W dniu 04.06.214r. (środa) Z. P. przybył do pracy, był wypoczęty i wyspany. Wiedział, że samochód został naprawiony. Wiedział, że miał awarię skrzyni biegów, a w takiej sytuacji nie powinien nim jechać. Nie odmówił wykonania zadania. Przygotował samochód do jazdy, w tym założył tarczę tachografu.
Od godzin rannych odwołujący prowadził samochód marki V. o nr rej. (...) do żwirowni w miejscowości R. do wytwórni masy bitumicznej w G. oraz z tego zakładu, a następnie do żwirowni w miejscowości R.. W tym rejonie doszło do znacznych opadów deszczu. Na trasie D.-P. jezdnie były mokre.
Około godz. 18.00 poruszał się z prędkością około 70km/h na zalesionym odcinku drogi w okolicach miejscowości M., gdzie administracyjna prędkość dopuszczalna była 30km/h.
Za znakiem o ograniczeniu prędkości do 30km/h, na wąskiej nawierzchni z utwardzonym poboczem Z. P. przyśpieszył pod górkę i skręcił kierownicą w lewo. Na łagodnym łuku drogi, ze strony przeciwnej jechał samochód kombi. Z. P. zaczął hamować, zjechał częściowo na prawe pobocze, następnie, gdy poczuł, że samochód zaczyna ściągać, odbił kierownicą, wjechał na asfalt. Po przejechaniu skośnie przez asfalt i samochód V. wjechał na lewe pobocze. W trakcie manewrów „wyskoczył mu bieg”. Samochód uderzył w drzewo. Z. P. stracił przytomność. Na miejsce przyjechali inni kierowcy. Zostało wezwane pogotowie ratunkowe, a odwołujący został przetransportowany do szpitala.
W wyniku zderzenia doznał wieloodłamowego złamania żuchwy, złamania rzepki lewej, złamania kości piszczelowej lewej, złamania nasady łuków kręgów C5, C6, C7, licznych otarć skóry głowy, kończyny górnej lewej, stawu kolanowego lewego, rany ciętej podstawy małżowiny usznej lewej, rany kłutej łokcia.

== ZADANIA DO WYKONANIA ==
**a.** Przedstaw w formie listy akapit fragmentu zaczynający się od słów „Za znakiem o ograniczeniu prędkości”, zachowując jego główne fakty.
**b.** Z jaką prędkością według fragmentu Z. P. jechał około godz. 18.00 w okolicach miejscowości M. i jaka prędkość była tam dopuszczalna?

== DOSTARCZONY MATERIAŁ ==
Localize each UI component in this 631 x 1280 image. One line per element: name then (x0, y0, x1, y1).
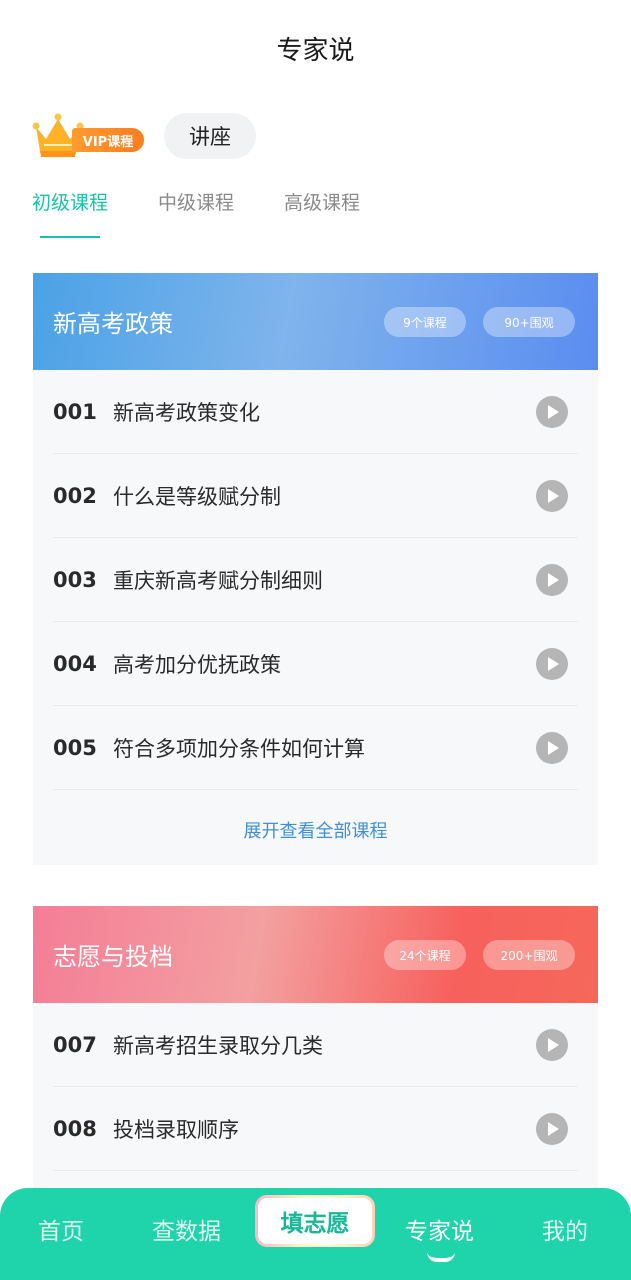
play-icon[interactable] (536, 1029, 568, 1061)
course-type-row: VIP课程 讲座 (32, 110, 256, 162)
tab-data[interactable]: 查数据 (152, 1212, 221, 1246)
play-icon[interactable] (536, 564, 568, 596)
lesson-name: 新高考招生录取分几类 (113, 1033, 323, 1058)
tab-home[interactable]: 首页 (38, 1212, 84, 1246)
lesson-number: 001 (53, 399, 97, 424)
tab-fill-application[interactable]: 填志愿 (255, 1195, 375, 1247)
lesson-name: 什么是等级赋分制 (113, 484, 281, 509)
lesson-row[interactable]: 002 什么是等级赋分制 (53, 454, 578, 538)
course-count-badge: 9个课程 (384, 307, 466, 337)
tab-advanced-label: 高级课程 (284, 192, 361, 214)
expert-page: 专家说 VIP课程 讲座 初级课程 中级课程 高级课程 新高考政策 9个课程 9… (0, 0, 631, 1280)
bottom-tab-bar: 首页 查数据 填志愿 专家说 我的 (0, 1188, 631, 1280)
active-tab-indicator (40, 236, 100, 238)
lesson-row[interactable]: 003 重庆新高考赋分制细则 (53, 538, 578, 622)
views-badge: 200+围观 (483, 940, 575, 970)
play-icon[interactable] (536, 1113, 568, 1145)
lesson-name: 投档录取顺序 (113, 1117, 239, 1142)
lesson-row[interactable]: 007 新高考招生录取分几类 (53, 1003, 578, 1087)
page-title: 专家说 (276, 35, 355, 66)
lesson-name: 高考加分优抚政策 (113, 652, 281, 677)
vip-label: VIP课程 (72, 128, 144, 152)
card-title: 新高考政策 (53, 310, 173, 338)
lesson-row[interactable]: 004 高考加分优抚政策 (53, 622, 578, 706)
lesson-number: 004 (53, 651, 97, 676)
lesson-row[interactable]: 001 新高考政策变化 (53, 370, 578, 454)
play-icon[interactable] (536, 648, 568, 680)
tab-expert[interactable]: 专家说 (405, 1212, 474, 1246)
play-icon[interactable] (536, 732, 568, 764)
lesson-name: 符合多项加分条件如何计算 (113, 736, 365, 761)
card-title: 志愿与投档 (53, 943, 173, 971)
lesson-name: 新高考政策变化 (113, 400, 260, 425)
tab-beginner-label: 初级课程 (32, 192, 109, 214)
play-icon[interactable] (536, 480, 568, 512)
lesson-name: 重庆新高考赋分制细则 (113, 568, 323, 593)
lecture-button[interactable]: 讲座 (164, 113, 256, 159)
lesson-row[interactable]: 005 符合多项加分条件如何计算 (53, 706, 578, 790)
level-tabs: 初级课程 中级课程 高级课程 (32, 188, 360, 238)
course-card-admission: 志愿与投档 24个课程 200+围观 007 新高考招生录取分几类 008 投档… (33, 906, 598, 1206)
tab-beginner[interactable]: 初级课程 (32, 188, 108, 238)
card-header[interactable]: 新高考政策 9个课程 90+围观 (33, 273, 598, 370)
lesson-number: 007 (53, 1032, 97, 1057)
course-card-policy: 新高考政策 9个课程 90+围观 001 新高考政策变化 002 什么是等级赋分… (33, 273, 598, 865)
card-header[interactable]: 志愿与投档 24个课程 200+围观 (33, 906, 598, 1003)
fill-application-label: 填志愿 (258, 1198, 372, 1244)
lesson-number: 003 (53, 567, 97, 592)
tab-mine[interactable]: 我的 (542, 1212, 588, 1246)
tab-intermediate[interactable]: 中级课程 (158, 188, 234, 238)
lesson-number: 002 (53, 483, 97, 508)
title-bar: 专家说 (0, 0, 631, 96)
tab-advanced[interactable]: 高级课程 (284, 188, 360, 238)
lesson-number: 005 (53, 735, 97, 760)
views-badge: 90+围观 (483, 307, 575, 337)
expand-all-link[interactable]: 展开查看全部课程 (33, 790, 598, 865)
vip-course-button[interactable]: VIP课程 (32, 111, 144, 161)
course-count-badge: 24个课程 (384, 940, 466, 970)
lesson-number: 008 (53, 1116, 97, 1141)
lesson-row[interactable]: 008 投档录取顺序 (53, 1087, 578, 1171)
active-smile-icon (427, 1252, 455, 1262)
tab-intermediate-label: 中级课程 (158, 192, 235, 214)
play-icon[interactable] (536, 396, 568, 428)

== ZESTAW ROZWIĄZAŃ ==
**a.**
- Za znakiem ograniczenia prędkości do 30 km/h, na wąskiej nawierzchni z utwardzonym poboczem, Z. P. przyspieszył pod górkę i skręcił kierownicą w lewo.
- Na łagodnym łuku drogi z przeciwnej strony jechał samochód kombi.
- Z. P. zaczął hamować i częściowo zjechał na prawe pobocze, a gdy samochód zaczął ściągać, odbił kierownicą i wjechał na asfalt.
- Samochód przejechał skośnie przez asfalt i wjechał na lewe pobocze; w trakcie manewrów „wyskoczył mu bieg”.
- Samochód uderzył w drzewo, a Z. P. stracił przytomność.
- Na miejsce przyjechali inni kierowcy, wezwano pogotowie ratunkowe, a odwołującego przewieziono do szpitala.

**b.** Jechał z prędkością około 70 km/h, a dopuszczalna prędkość wynosiła 30 km/h.